Prompt a
In the wine post, repeat the passage between "If you're buying, I'll" and "add some particulars.", inclusive, word for word.

Reading passage
If you're buying, I'll have whatever. Otherwise, I'll have what she's having.


Especially if it's a margarita.
Jason L Blair
Writer, Game Designer

Sean

I should probably add some particulars.

My favorite wines, other than a few thirty year old Barolos I've been able to drink, are the peasant wines in Tuscany, fresh off the farm. I've got relatives there who buy it by the demijohn. The best I ever had was made by the farmer who lives immediately downslope from the people who make Sassakaia, which Reagan and Gorbachev used to drink at their summit meetings. He makes it the same way, and all you can drink costs less than a bottle of the more famous cousin.

Material
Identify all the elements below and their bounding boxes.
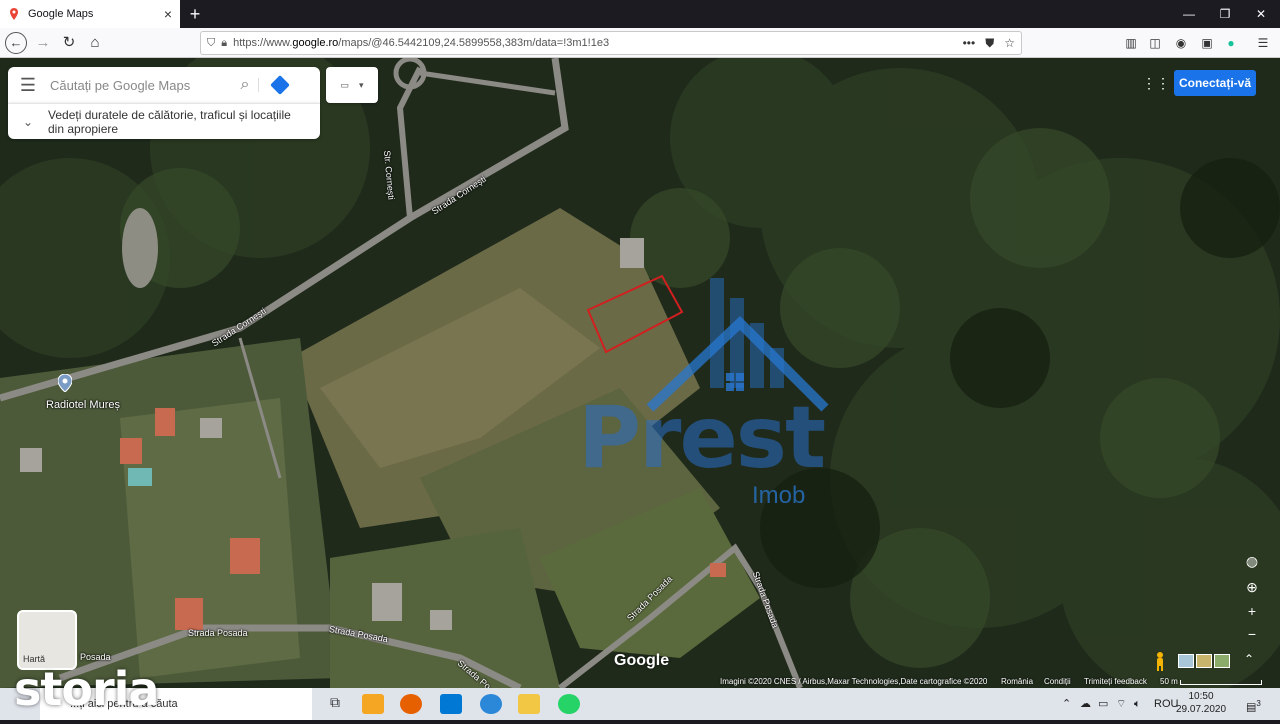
network-icon[interactable]: ⌔ xyxy=(1116,688,1126,720)
globe-icon[interactable]: ◍ xyxy=(1240,550,1264,572)
directions-button[interactable] xyxy=(258,75,301,95)
windows-taskbar: ...ți aici pentru a căuta ⧉ ⌃ ☁ ▭ ⌔ 🔈︎ R… xyxy=(0,688,1280,720)
directions-icon xyxy=(270,75,290,95)
pegman-icon[interactable] xyxy=(1152,651,1168,671)
clock-date: 29.07.2020 xyxy=(1176,704,1227,715)
url-prefix: https://www. xyxy=(233,37,293,49)
search-icon[interactable]: ⌕ xyxy=(232,76,258,94)
lock-icon[interactable]: 🔒︎ xyxy=(221,37,227,50)
tray-chevron-icon[interactable]: ⌃ xyxy=(1062,688,1071,720)
thumbnail[interactable] xyxy=(1178,654,1194,668)
scale-bar xyxy=(1180,680,1262,685)
map-canvas[interactable]: Str. Cornești Strada Cornești Strada Cor… xyxy=(0,58,1280,688)
location-pin-icon[interactable] xyxy=(58,374,72,392)
thumbnail[interactable] xyxy=(1196,654,1212,668)
extension-icon[interactable]: ▣ xyxy=(1198,34,1216,52)
store-icon[interactable] xyxy=(362,694,384,714)
url-path: /maps/@46.5442109,24.5899558,383m/data=!… xyxy=(338,37,610,49)
chevron-down-icon[interactable]: ⌄ xyxy=(8,115,48,129)
map-credits: Imagini ©2020 CNES / Airbus,Maxar Techno… xyxy=(0,676,1280,688)
terms-link[interactable]: Condiții xyxy=(1044,677,1071,686)
explore-nearby-text: Vedeți duratele de călătorie, traficul ș… xyxy=(48,107,291,136)
feedback-link[interactable]: Trimiteți feedback xyxy=(1084,677,1147,686)
url-bar[interactable]: ⛉ 🔒︎ https://www. google.ro/maps/@46.5442… xyxy=(200,31,1022,55)
tab-close-icon[interactable]: × xyxy=(164,6,172,22)
road-label: Posada xyxy=(80,652,111,662)
home-button[interactable]: ⌂ xyxy=(84,32,106,54)
onedrive-icon[interactable]: ☁ xyxy=(1080,688,1091,720)
zoom-out-button[interactable]: − xyxy=(1240,623,1264,645)
zoom-in-button[interactable]: + xyxy=(1240,600,1264,622)
task-view-icon[interactable]: ⧉ xyxy=(324,694,346,714)
file-explorer-icon[interactable] xyxy=(518,694,540,714)
tab-google-maps[interactable]: Google Maps × xyxy=(0,0,180,28)
reload-button[interactable]: ↻ xyxy=(58,32,80,54)
library-icon[interactable]: ▥ xyxy=(1122,34,1140,52)
notification-count: 3 xyxy=(1256,699,1261,708)
sign-in-button[interactable]: Conectați-vă xyxy=(1174,70,1256,96)
chevron-down-icon: ▾ xyxy=(358,79,364,90)
imagery-thumbnails[interactable] xyxy=(1178,654,1230,668)
watermark-brand: Prest xyxy=(578,388,826,488)
map-type-toggle[interactable]: Hartă xyxy=(17,610,77,670)
google-maps-favicon-icon xyxy=(10,8,18,20)
clock[interactable]: 10:50 29.07.2020 xyxy=(1176,690,1226,716)
tab-strip: Google Maps × + — ❐ ✕ xyxy=(0,0,1280,28)
storia-watermark: storia xyxy=(14,662,159,716)
menu-icon[interactable]: ☰ xyxy=(8,75,48,96)
firefox-icon[interactable] xyxy=(400,694,422,714)
battery-icon[interactable]: ▭ xyxy=(1098,688,1108,720)
forward-button[interactable]: → xyxy=(32,32,54,54)
whatsapp-icon[interactable] xyxy=(558,694,580,714)
maximize-button[interactable]: ❐ xyxy=(1208,0,1242,28)
close-window-button[interactable]: ✕ xyxy=(1244,0,1278,28)
maps-search-box: ☰ ⌕ xyxy=(8,67,320,103)
explore-nearby-bar[interactable]: ⌄ Vedeți duratele de călătorie, traficul… xyxy=(8,103,320,139)
edge-icon[interactable] xyxy=(480,694,502,714)
new-tab-button[interactable]: + xyxy=(184,3,206,25)
account-icon[interactable]: ◉ xyxy=(1172,34,1190,52)
url-domain: google.ro xyxy=(292,37,339,49)
scale-label: 50 m xyxy=(1160,677,1178,686)
google-apps-icon[interactable]: ⋮⋮⋮ xyxy=(1142,76,1184,90)
my-location-icon[interactable]: ⊕ xyxy=(1240,576,1264,598)
country-link[interactable]: România xyxy=(1001,677,1033,686)
road-label: Strada Posada xyxy=(188,628,248,638)
navigation-toolbar: ← → ↻ ⌂ ⛉ 🔒︎ https://www. google.ro/maps/… xyxy=(0,28,1280,58)
language-indicator[interactable]: ROU xyxy=(1154,688,1178,720)
mail-icon[interactable] xyxy=(440,694,462,714)
keyboard-icon: ▭ xyxy=(340,79,349,90)
tab-title: Google Maps xyxy=(28,8,94,20)
shield-icon[interactable]: ⛉ xyxy=(207,37,215,50)
minimize-button[interactable]: — xyxy=(1172,0,1206,28)
watermark-sub: Imob xyxy=(752,482,806,509)
search-input[interactable] xyxy=(48,76,232,94)
input-tools-button[interactable]: ▭ ▾ xyxy=(326,67,378,103)
page-actions-icon[interactable]: ••• xyxy=(963,36,976,51)
grammarly-icon[interactable]: ● xyxy=(1222,34,1240,52)
hamburger-menu-icon[interactable]: ☰ xyxy=(1254,34,1272,52)
back-button[interactable]: ← xyxy=(5,32,27,54)
thumbnail[interactable] xyxy=(1214,654,1230,668)
google-logo: Google xyxy=(614,652,670,669)
sidebar-icon[interactable]: ◫ xyxy=(1146,34,1164,52)
expand-icon[interactable]: ⌃ xyxy=(1244,652,1254,666)
imagery-credit: Imagini ©2020 CNES / Airbus,Maxar Techno… xyxy=(720,677,988,686)
clock-time: 10:50 xyxy=(1188,691,1214,702)
bookmark-star-icon[interactable]: ☆ xyxy=(1004,36,1015,51)
poi-label[interactable]: Radiotel Mureș xyxy=(46,399,120,411)
pocket-icon[interactable]: ⛊ xyxy=(985,36,994,51)
notifications-icon[interactable]: ▤3 xyxy=(1246,688,1261,720)
volume-icon[interactable]: 🔈︎ xyxy=(1134,688,1141,720)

Prompt b
Reproduce the lines of the listing between the line holding "network-icon[interactable]: ⌔ xyxy=(1116,688,1126,720)" and the line holding "store-icon[interactable] xyxy=(362,694,384,714)", inclusive, and nothing else.

Task result a
If you're buying, I'll have whatever. Otherwise, I'll have what she's having.


Especially if it's a margarita.
Jason L Blair
Writer, Game Designer

Sean

I should probably add some particulars.

Task result b
network-icon[interactable]: ⌔ xyxy=(1116,688,1126,720)
globe-icon[interactable]: ◍ xyxy=(1240,550,1264,572)
directions-button[interactable] xyxy=(258,75,301,95)
windows-taskbar: ...ți aici pentru a căuta ⧉ ⌃ ☁ ▭ ⌔ 🔈︎ R… xyxy=(0,688,1280,720)
directions-icon xyxy=(270,75,290,95)
pegman-icon[interactable] xyxy=(1152,651,1168,671)
clock-date: 29.07.2020 xyxy=(1176,704,1227,715)
url-prefix: https://www. xyxy=(233,37,293,49)
search-icon[interactable]: ⌕ xyxy=(232,76,258,94)
lock-icon[interactable]: 🔒︎ xyxy=(221,37,227,50)
tray-chevron-icon[interactable]: ⌃ xyxy=(1062,688,1071,720)
thumbnail[interactable] xyxy=(1178,654,1194,668)
scale-bar xyxy=(1180,680,1262,685)
map-canvas[interactable]: Str. Cornești Strada Cornești Strada Cor… xyxy=(0,58,1280,688)
location-pin-icon[interactable] xyxy=(58,374,72,392)
thumbnail[interactable] xyxy=(1196,654,1212,668)
extension-icon[interactable]: ▣ xyxy=(1198,34,1216,52)
store-icon[interactable] xyxy=(362,694,384,714)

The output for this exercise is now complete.